DATA PROVIDED:
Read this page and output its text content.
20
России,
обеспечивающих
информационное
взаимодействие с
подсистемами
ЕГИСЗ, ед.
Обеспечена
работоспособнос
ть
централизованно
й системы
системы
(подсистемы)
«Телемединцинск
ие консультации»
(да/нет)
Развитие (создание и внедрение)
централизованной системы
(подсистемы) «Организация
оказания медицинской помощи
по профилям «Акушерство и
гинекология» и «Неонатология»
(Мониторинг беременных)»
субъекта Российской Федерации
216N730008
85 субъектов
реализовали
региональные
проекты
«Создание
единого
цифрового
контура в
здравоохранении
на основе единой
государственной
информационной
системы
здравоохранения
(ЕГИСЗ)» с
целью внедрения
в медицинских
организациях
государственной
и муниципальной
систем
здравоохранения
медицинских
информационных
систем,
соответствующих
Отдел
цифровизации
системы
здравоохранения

YOUR GOAL:
Pick out all the lines with the word "подсистемы" in them and copy them.

RESULT FOR THIS TASK:
(подсистемы)
(подсистемы) «Организация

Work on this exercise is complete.